• _Task directions_
Copy every record word for word.

• _Source material_
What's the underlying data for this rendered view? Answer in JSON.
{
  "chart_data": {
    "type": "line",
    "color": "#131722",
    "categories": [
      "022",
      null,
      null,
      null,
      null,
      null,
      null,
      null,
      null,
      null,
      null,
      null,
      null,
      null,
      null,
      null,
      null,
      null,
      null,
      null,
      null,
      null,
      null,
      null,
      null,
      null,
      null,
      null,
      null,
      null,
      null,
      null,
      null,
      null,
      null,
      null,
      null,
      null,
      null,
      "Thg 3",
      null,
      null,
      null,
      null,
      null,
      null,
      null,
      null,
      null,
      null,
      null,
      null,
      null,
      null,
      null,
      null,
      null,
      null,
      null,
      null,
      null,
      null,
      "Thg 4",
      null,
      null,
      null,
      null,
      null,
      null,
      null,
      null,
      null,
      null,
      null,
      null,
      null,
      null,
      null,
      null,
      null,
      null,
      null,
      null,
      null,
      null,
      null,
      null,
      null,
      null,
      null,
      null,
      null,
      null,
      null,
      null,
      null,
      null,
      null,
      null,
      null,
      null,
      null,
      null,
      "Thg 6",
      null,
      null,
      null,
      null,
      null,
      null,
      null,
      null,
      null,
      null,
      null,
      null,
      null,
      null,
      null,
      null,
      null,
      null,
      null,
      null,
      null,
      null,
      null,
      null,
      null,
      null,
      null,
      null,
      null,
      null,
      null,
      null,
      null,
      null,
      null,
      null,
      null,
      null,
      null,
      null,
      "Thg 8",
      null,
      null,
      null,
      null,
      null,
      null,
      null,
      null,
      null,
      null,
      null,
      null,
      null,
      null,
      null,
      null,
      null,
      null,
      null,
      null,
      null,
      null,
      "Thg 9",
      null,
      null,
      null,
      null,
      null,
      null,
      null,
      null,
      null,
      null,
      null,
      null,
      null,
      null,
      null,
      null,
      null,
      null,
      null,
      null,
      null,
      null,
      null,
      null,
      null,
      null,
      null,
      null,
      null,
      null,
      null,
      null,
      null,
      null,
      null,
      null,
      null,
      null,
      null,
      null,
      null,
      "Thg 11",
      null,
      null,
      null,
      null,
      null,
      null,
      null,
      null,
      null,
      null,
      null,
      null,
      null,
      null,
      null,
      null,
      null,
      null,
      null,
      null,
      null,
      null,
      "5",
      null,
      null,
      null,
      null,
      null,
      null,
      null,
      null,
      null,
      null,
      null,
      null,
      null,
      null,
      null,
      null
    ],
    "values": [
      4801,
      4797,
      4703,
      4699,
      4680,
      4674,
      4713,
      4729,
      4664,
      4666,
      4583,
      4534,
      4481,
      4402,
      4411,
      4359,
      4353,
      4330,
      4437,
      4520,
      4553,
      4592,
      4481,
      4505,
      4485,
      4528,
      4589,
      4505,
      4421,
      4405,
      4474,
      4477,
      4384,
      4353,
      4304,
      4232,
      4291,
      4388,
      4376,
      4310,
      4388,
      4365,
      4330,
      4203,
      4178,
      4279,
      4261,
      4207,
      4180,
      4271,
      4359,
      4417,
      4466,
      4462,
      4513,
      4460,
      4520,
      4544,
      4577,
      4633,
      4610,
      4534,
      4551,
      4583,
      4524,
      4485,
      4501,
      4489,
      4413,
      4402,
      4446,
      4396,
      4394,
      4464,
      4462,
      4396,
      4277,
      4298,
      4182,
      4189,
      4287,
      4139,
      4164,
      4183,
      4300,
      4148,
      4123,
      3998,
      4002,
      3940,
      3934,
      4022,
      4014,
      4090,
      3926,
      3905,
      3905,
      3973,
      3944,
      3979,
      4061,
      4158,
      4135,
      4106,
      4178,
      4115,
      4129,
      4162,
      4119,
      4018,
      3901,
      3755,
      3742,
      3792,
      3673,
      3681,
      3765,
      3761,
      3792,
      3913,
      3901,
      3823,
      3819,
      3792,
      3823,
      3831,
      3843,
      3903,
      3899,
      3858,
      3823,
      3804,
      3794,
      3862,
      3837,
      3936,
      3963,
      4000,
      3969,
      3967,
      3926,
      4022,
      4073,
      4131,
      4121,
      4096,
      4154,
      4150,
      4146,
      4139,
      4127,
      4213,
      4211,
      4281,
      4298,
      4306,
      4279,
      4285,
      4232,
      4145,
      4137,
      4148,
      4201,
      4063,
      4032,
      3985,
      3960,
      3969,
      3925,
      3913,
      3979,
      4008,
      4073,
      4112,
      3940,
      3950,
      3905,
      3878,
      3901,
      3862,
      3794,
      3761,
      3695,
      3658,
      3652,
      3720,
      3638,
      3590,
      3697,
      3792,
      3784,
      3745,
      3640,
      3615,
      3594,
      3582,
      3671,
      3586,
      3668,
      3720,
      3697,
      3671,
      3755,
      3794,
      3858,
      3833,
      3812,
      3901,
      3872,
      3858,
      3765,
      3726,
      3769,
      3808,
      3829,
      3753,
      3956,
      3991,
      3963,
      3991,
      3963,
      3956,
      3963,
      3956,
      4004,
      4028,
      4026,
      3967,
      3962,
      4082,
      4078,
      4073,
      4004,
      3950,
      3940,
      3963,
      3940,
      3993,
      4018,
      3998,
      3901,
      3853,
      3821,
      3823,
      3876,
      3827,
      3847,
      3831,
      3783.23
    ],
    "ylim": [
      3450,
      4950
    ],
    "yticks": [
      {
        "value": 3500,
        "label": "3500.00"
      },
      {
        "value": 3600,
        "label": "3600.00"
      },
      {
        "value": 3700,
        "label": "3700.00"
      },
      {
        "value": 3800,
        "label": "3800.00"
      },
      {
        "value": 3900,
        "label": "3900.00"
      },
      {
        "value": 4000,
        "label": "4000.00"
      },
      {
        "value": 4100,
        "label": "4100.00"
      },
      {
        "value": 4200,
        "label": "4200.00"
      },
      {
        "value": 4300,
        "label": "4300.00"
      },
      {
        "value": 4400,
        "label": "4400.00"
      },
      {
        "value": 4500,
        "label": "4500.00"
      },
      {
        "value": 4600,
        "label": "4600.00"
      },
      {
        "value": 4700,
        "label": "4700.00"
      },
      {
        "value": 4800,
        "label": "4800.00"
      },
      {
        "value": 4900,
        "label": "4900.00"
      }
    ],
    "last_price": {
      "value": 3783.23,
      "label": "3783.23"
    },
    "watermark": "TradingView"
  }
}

• _In response_
What's the underlying data for this rendered view? Answer in JSON.
{
  "chart_data": {
    "type": "line",
    "color": "#131722",
    "categories": [
      "022",
      null,
      null,
      null,
      null,
      null,
      null,
      null,
      null,
      null,
      null,
      null,
      null,
      null,
      null,
      null,
      null,
      null,
      null,
      null,
      null,
      null,
      null,
      null,
      null,
      null,
      null,
      null,
      null,
      null,
      null,
      null,
      null,
      null,
      null,
      null,
      null,
      null,
      null,
      "Thg 3",
      null,
      null,
      null,
      null,
      null,
      null,
      null,
      null,
      null,
      null,
      null,
      null,
      null,
      null,
      null,
      null,
      null,
      null,
      null,
      null,
      null,
      null,
      "Thg 4",
      null,
      null,
      null,
      null,
      null,
      null,
      null,
      null,
      null,
      null,
      null,
      null,
      null,
      null,
      null,
      null,
      null,
      null,
      null,
      null,
      null,
      null,
      null,
      null,
      null,
      null,
      null,
      null,
      null,
      null,
      null,
      null,
      null,
      null,
      null,
      null,
      null,
      null,
      null,
      null,
      "Thg 6",
      null,
      null,
      null,
      null,
      null,
      null,
      null,
      null,
      null,
      null,
      null,
      null,
      null,
      null,
      null,
      null,
      null,
      null,
      null,
      null,
      null,
      null,
      null,
      null,
      null,
      null,
      null,
      null,
      null,
      null,
      null,
      null,
      null,
      null,
      null,
      null,
      null,
      null,
      null,
      null,
      "Thg 8",
      null,
      null,
      null,
      null,
      null,
      null,
      null,
      null,
      null,
      null,
      null,
      null,
      null,
      null,
      null,
      null,
      null,
      null,
      null,
      null,
      null,
      null,
      "Thg 9",
      null,
      null,
      null,
      null,
      null,
      null,
      null,
      null,
      null,
      null,
      null,
      null,
      null,
      null,
      null,
      null,
      null,
      null,
      null,
      null,
      null,
      null,
      null,
      null,
      null,
      null,
      null,
      null,
      null,
      null,
      null,
      null,
      null,
      null,
      null,
      null,
      null,
      null,
      null,
      null,
      null,
      "Thg 11",
      null,
      null,
      null,
      null,
      null,
      null,
      null,
      null,
      null,
      null,
      null,
      null,
      null,
      null,
      null,
      null,
      null,
      null,
      null,
      null,
      null,
      null,
      "5",
      null,
      null,
      null,
      null,
      null,
      null,
      null,
      null,
      null,
      null,
      null,
      null,
      null,
      null,
      null,
      null
    ],
    "values": [
      4801,
      4797,
      4703,
      4699,
      4680,
      4674,
      4713,
      4729,
      4664,
      4666,
      4583,
      4534,
      4481,
      4402,
      4411,
      4359,
      4353,
      4330,
      4437,
      4520,
      4553,
      4592,
      4481,
      4505,
      4485,
      4528,
      4589,
      4505,
      4421,
      4405,
      4474,
      4477,
      4384,
      4353,
      4304,
      4232,
      4291,
      4388,
      4376,
      4310,
      4388,
      4365,
      4330,
      4203,
      4178,
      4279,
      4261,
      4207,
      4180,
      4271,
      4359,
      4417,
      4466,
      4462,
      4513,
      4460,
      4520,
      4544,
      4577,
      4633,
      4610,
      4534,
      4551,
      4583,
      4524,
      4485,
      4501,
      4489,
      4413,
      4402,
      4446,
      4396,
      4394,
      4464,
      4462,
      4396,
      4277,
      4298,
      4182,
      4189,
      4287,
      4139,
      4164,
      4183,
      4300,
      4148,
      4123,
      3998,
      4002,
      3940,
      3934,
      4022,
      4014,
      4090,
      3926,
      3905,
      3905,
      3973,
      3944,
      3979,
      4061,
      4158,
      4135,
      4106,
      4178,
      4115,
      4129,
      4162,
      4119,
      4018,
      3901,
      3755,
      3742,
      3792,
      3673,
      3681,
      3765,
      3761,
      3792,
      3913,
      3901,
      3823,
      3819,
      3792,
      3823,
      3831,
      3843,
      3903,
      3899,
      3858,
      3823,
      3804,
      3794,
      3862,
      3837,
      3936,
      3963,
      4000,
      3969,
      3967,
      3926,
      4022,
      4073,
      4131,
      4121,
      4096,
      4154,
      4150,
      4146,
      4139,
      4127,
      4213,
      4211,
      4281,
      4298,
      4306,
      4279,
      4285,
      4232,
      4145,
      4137,
      4148,
      4201,
      4063,
      4032,
      3985,
      3960,
      3969,
      3925,
      3913,
      3979,
      4008,
      4073,
      4112,
      3940,
      3950,
      3905,
      3878,
      3901,
      3862,
      3794,
      3761,
      3695,
      3658,
      3652,
      3720,
      3638,
      3590,
      3697,
      3792,
      3784,
      3745,
      3640,
      3615,
      3594,
      3582,
      3671,
      3586,
      3668,
      3720,
      3697,
      3671,
      3755,
      3794,
      3858,
      3833,
      3812,
      3901,
      3872,
      3858,
      3765,
      3726,
      3769,
      3808,
      3829,
      3753,
      3956,
      3991,
      3963,
      3991,
      3963,
      3956,
      3963,
      3956,
      4004,
      4028,
      4026,
      3967,
      3962,
      4082,
      4078,
      4073,
      4004,
      3950,
      3940,
      3963,
      3940,
      3993,
      4018,
      3998,
      3901,
      3853,
      3821,
      3823,
      3876,
      3827,
      3847,
      3831,
      3783.23
    ],
    "ylim": [
      3450,
      4950
    ],
    "yticks": [
      {
        "value": 3500,
        "label": "3500.00"
      },
      {
        "value": 3600,
        "label": "3600.00"
      },
      {
        "value": 3700,
        "label": "3700.00"
      },
      {
        "value": 3800,
        "label": "3800.00"
      },
      {
        "value": 3900,
        "label": "3900.00"
      },
      {
        "value": 4000,
        "label": "4000.00"
      },
      {
        "value": 4100,
        "label": "4100.00"
      },
      {
        "value": 4200,
        "label": "4200.00"
      },
      {
        "value": 4300,
        "label": "4300.00"
      },
      {
        "value": 4400,
        "label": "4400.00"
      },
      {
        "value": 4500,
        "label": "4500.00"
      },
      {
        "value": 4600,
        "label": "4600.00"
      },
      {
        "value": 4700,
        "label": "4700.00"
      },
      {
        "value": 4800,
        "label": "4800.00"
      },
      {
        "value": 4900,
        "label": "4900.00"
      }
    ],
    "last_price": {
      "value": 3783.23,
      "label": "3783.23"
    },
    "watermark": "TradingView"
  }
}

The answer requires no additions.